(Collected data entries)
────

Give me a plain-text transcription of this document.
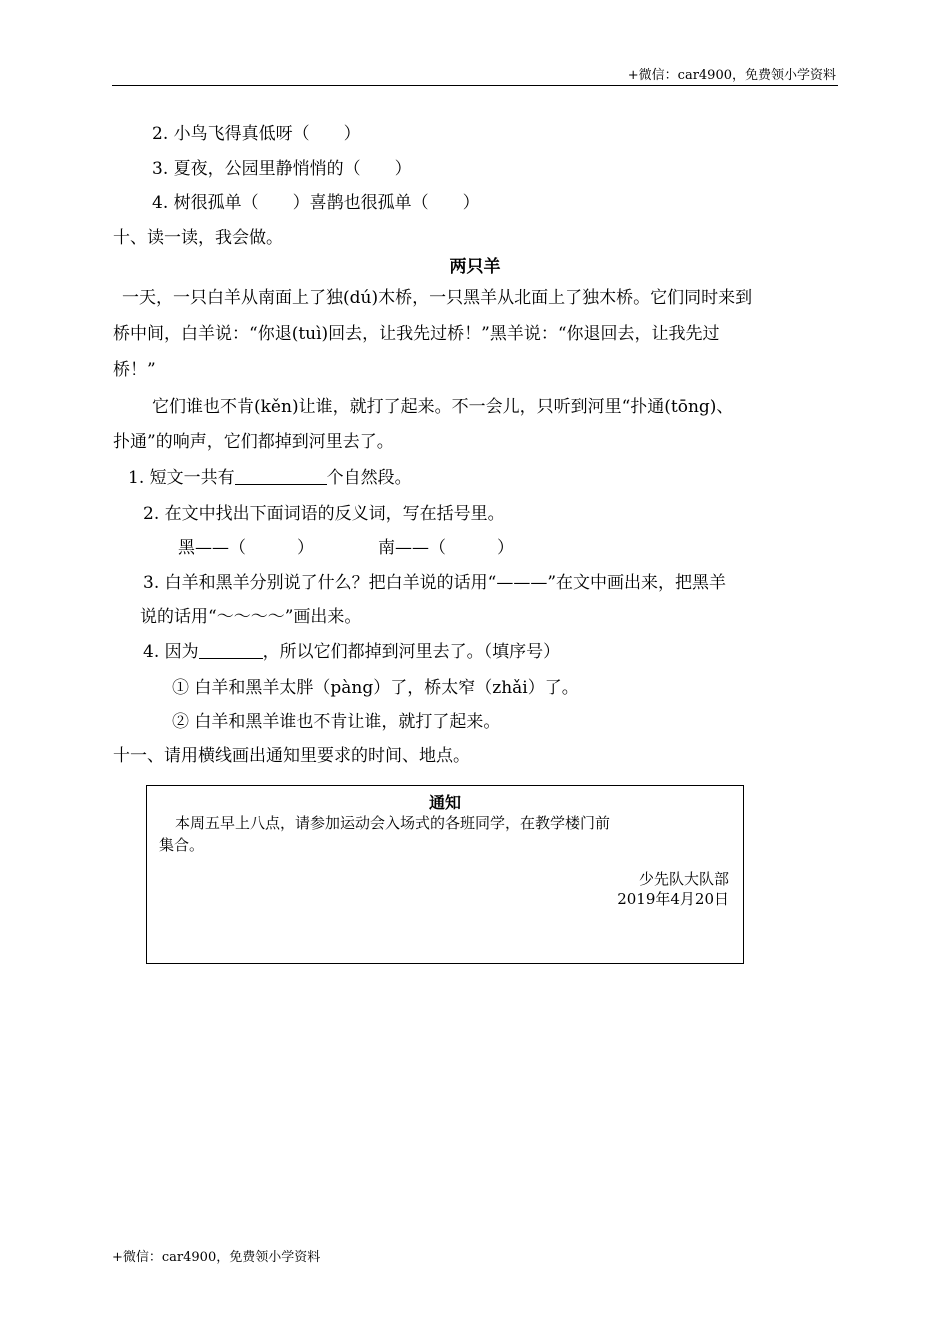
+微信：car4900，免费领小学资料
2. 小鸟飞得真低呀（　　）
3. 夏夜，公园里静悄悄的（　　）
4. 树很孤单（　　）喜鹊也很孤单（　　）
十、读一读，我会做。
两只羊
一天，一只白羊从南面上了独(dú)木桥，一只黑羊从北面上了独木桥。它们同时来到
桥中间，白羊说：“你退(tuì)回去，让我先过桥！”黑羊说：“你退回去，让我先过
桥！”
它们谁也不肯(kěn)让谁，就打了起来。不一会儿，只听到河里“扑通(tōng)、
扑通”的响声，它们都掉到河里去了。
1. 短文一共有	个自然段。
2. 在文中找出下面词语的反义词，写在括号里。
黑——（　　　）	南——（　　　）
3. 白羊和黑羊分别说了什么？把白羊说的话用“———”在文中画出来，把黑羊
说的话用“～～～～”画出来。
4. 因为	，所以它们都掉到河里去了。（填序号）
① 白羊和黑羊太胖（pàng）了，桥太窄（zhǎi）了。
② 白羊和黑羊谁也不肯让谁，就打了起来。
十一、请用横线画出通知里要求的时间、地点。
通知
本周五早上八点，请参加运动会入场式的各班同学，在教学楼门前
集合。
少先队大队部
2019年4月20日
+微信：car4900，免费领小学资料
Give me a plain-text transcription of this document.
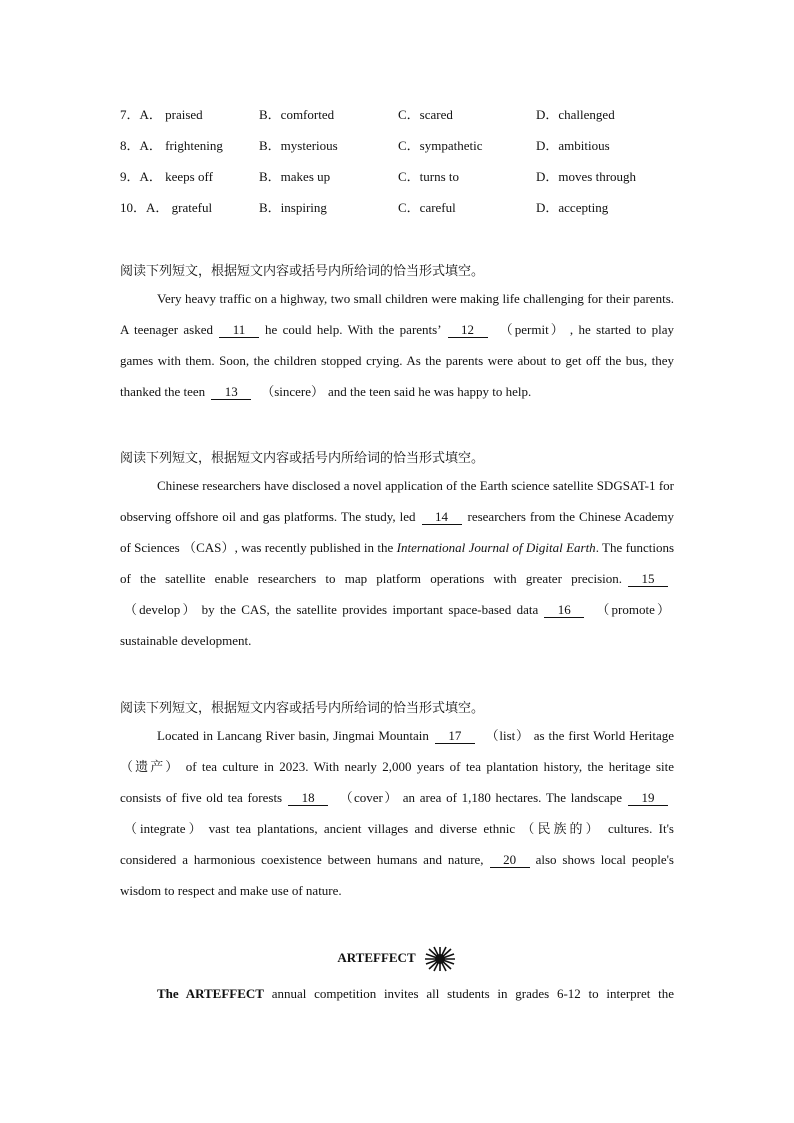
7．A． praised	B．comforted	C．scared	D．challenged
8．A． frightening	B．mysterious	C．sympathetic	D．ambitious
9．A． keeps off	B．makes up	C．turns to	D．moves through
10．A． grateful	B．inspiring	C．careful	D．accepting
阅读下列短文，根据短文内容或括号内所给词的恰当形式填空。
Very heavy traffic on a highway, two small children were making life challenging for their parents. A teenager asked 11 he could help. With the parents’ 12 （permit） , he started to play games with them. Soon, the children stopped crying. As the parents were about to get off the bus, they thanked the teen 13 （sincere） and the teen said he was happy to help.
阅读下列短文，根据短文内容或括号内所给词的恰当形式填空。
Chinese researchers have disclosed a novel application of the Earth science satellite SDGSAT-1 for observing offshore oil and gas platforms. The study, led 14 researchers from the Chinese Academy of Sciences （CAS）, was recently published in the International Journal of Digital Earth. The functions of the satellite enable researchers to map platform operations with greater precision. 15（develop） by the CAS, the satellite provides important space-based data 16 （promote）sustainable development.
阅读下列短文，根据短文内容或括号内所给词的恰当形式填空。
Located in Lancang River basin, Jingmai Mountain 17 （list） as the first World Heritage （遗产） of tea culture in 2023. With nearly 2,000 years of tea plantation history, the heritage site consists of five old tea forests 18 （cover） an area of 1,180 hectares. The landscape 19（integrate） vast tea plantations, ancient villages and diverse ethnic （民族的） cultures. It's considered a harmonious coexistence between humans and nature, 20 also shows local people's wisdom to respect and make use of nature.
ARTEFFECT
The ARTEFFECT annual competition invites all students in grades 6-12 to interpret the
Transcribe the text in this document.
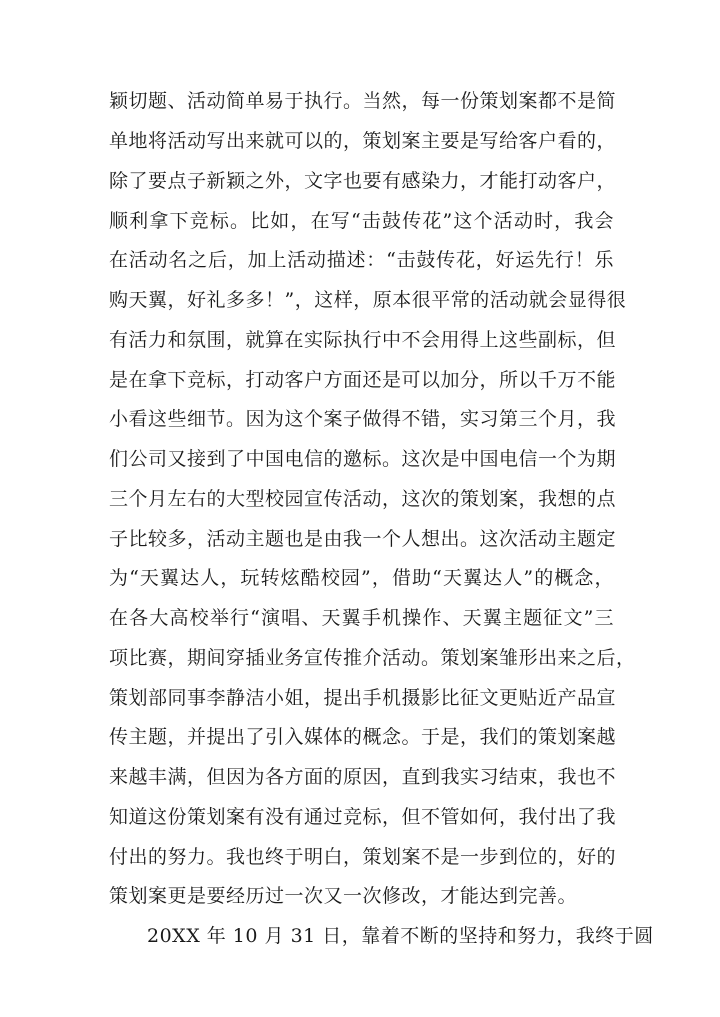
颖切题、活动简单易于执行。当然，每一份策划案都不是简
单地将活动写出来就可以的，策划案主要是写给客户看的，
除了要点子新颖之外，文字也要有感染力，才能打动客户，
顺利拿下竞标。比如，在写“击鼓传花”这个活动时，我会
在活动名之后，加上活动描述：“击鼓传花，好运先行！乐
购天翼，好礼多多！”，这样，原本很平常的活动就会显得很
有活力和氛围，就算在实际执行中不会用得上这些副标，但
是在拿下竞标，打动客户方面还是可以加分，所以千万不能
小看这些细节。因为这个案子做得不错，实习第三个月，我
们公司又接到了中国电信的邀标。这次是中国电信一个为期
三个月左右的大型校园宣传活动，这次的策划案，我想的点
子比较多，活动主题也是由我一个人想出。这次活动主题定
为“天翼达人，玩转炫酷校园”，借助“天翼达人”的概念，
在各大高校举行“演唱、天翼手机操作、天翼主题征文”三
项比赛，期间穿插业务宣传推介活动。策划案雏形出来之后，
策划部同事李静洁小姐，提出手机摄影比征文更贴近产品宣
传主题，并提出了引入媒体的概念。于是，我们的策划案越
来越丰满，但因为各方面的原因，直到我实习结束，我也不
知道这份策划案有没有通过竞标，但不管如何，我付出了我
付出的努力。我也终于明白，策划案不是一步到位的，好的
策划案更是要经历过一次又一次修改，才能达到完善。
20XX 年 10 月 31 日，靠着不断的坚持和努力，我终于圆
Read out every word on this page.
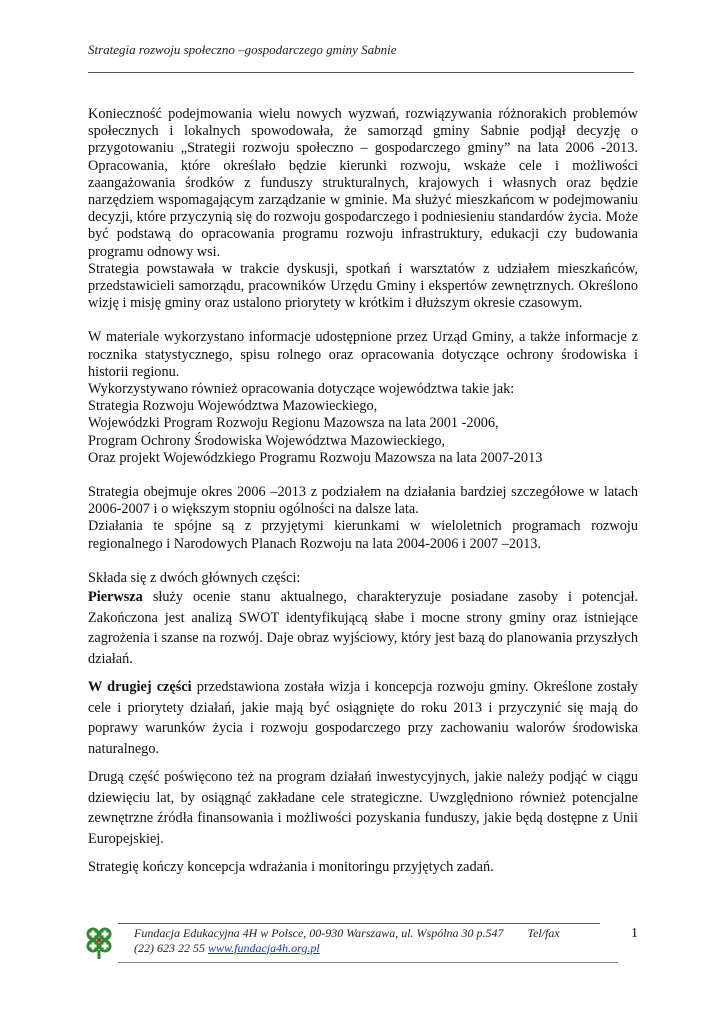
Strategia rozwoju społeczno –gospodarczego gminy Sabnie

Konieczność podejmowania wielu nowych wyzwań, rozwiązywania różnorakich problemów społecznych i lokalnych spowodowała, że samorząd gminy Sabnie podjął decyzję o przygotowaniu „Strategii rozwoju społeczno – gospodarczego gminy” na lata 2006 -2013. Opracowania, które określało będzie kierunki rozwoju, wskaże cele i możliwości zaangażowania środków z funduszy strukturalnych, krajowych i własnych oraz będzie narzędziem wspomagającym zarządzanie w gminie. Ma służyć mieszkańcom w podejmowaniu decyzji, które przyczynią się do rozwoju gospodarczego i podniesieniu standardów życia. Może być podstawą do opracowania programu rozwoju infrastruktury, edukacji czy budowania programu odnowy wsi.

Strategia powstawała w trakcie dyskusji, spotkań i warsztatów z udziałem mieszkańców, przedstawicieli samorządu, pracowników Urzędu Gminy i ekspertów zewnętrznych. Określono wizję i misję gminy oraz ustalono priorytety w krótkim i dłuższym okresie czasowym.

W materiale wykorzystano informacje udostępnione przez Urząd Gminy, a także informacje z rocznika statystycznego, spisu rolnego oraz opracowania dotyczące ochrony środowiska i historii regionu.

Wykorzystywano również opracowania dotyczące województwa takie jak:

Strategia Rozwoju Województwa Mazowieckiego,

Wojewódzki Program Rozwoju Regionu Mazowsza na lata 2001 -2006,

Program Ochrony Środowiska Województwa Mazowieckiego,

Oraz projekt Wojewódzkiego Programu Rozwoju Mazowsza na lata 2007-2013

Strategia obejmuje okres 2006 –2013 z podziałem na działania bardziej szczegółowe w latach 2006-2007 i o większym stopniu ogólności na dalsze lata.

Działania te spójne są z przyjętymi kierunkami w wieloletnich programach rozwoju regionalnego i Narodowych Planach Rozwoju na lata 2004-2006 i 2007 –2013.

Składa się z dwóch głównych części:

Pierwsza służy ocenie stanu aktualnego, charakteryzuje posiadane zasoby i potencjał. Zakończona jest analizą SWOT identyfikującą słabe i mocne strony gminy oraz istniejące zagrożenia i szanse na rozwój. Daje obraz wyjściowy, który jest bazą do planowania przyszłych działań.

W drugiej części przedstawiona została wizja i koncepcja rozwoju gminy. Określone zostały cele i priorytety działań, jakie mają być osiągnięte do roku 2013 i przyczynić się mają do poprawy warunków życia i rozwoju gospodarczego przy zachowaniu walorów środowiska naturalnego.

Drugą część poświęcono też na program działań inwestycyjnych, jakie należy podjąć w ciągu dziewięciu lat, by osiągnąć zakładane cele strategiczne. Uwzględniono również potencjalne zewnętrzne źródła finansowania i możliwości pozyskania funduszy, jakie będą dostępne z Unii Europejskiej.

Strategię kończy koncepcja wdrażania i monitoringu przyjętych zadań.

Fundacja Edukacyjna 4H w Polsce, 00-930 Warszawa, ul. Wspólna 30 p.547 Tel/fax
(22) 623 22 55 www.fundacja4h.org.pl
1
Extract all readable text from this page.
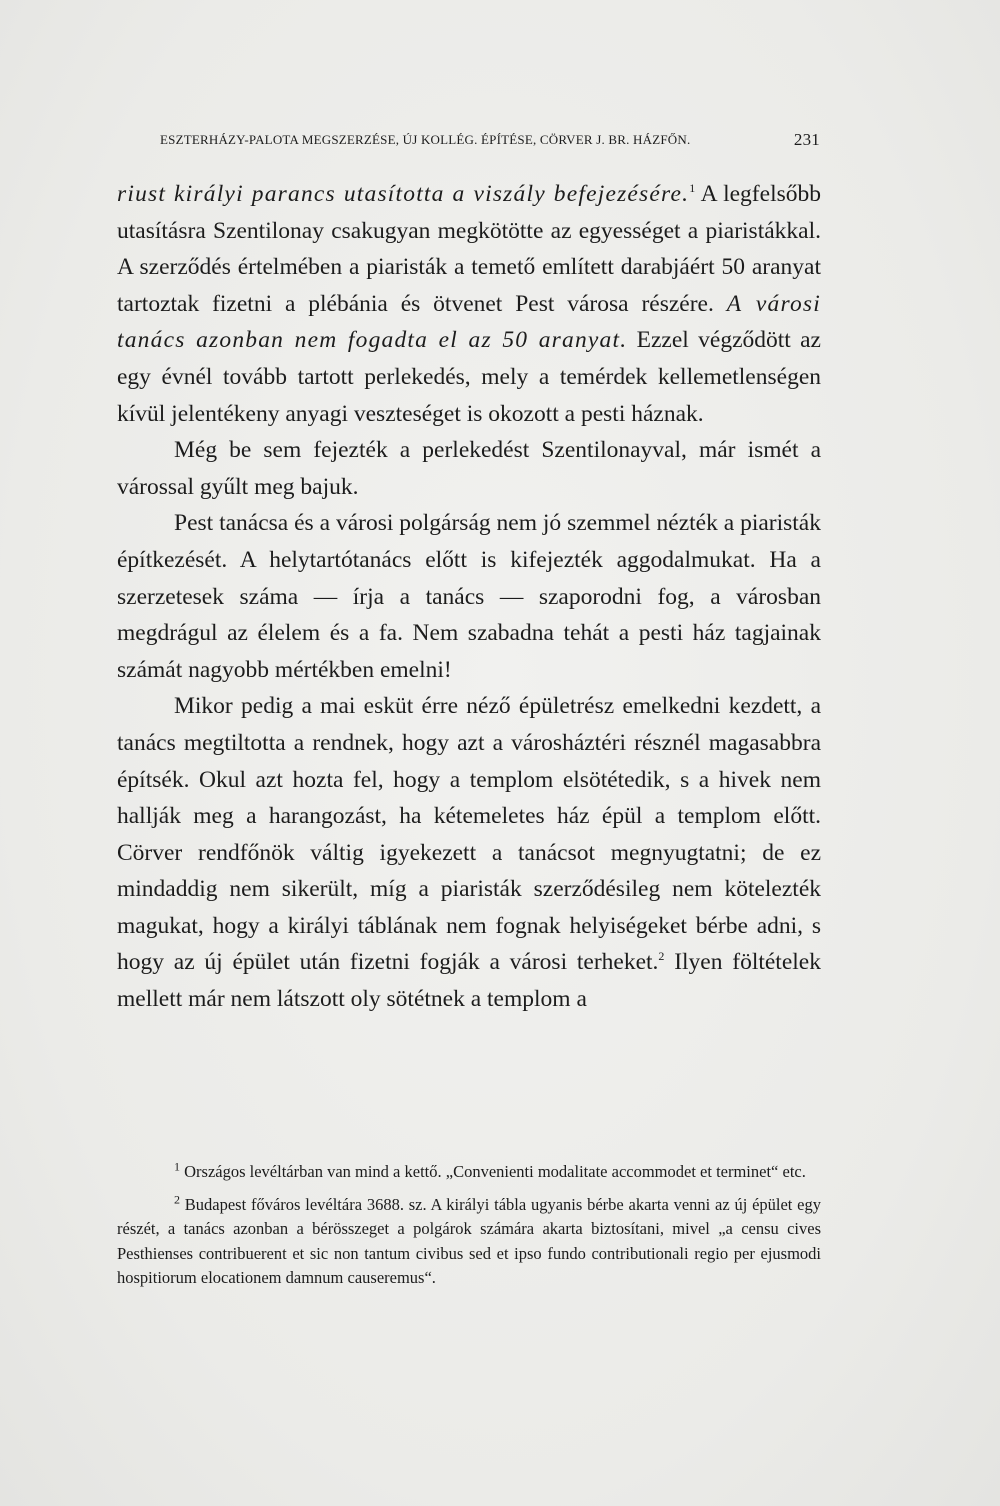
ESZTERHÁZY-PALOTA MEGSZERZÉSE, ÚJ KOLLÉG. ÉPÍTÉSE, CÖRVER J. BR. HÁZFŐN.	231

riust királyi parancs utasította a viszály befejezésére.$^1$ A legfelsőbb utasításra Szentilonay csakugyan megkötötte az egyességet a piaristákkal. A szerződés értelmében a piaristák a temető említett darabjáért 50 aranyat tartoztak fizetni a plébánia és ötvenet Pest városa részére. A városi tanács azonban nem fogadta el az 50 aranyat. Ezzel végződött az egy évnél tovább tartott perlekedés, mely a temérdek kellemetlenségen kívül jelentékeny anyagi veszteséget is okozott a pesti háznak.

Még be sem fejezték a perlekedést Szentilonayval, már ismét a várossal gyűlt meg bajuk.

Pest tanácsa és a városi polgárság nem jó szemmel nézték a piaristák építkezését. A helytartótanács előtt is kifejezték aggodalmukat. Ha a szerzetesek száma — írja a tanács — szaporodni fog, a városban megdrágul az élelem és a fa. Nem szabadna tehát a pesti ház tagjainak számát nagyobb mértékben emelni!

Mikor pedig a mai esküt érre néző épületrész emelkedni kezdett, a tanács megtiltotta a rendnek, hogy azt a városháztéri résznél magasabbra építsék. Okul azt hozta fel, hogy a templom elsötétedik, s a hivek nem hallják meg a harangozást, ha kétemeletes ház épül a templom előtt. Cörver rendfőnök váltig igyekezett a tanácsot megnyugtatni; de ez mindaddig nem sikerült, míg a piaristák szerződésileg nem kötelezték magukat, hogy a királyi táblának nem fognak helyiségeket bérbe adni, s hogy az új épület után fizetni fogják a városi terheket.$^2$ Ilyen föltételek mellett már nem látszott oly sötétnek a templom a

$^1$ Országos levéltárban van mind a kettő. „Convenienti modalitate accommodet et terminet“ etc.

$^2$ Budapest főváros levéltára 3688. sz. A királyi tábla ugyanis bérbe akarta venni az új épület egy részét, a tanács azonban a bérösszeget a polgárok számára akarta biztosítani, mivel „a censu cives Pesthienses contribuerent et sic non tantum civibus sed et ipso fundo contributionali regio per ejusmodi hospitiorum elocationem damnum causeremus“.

────

- **Requirement**:
Read through the data and copy every line where "ARTEFFECT" shows up.

- **Exercise response**:
ARTEFFECT
The ARTEFFECT annual competition invites all students in grades 6-12 to interpret the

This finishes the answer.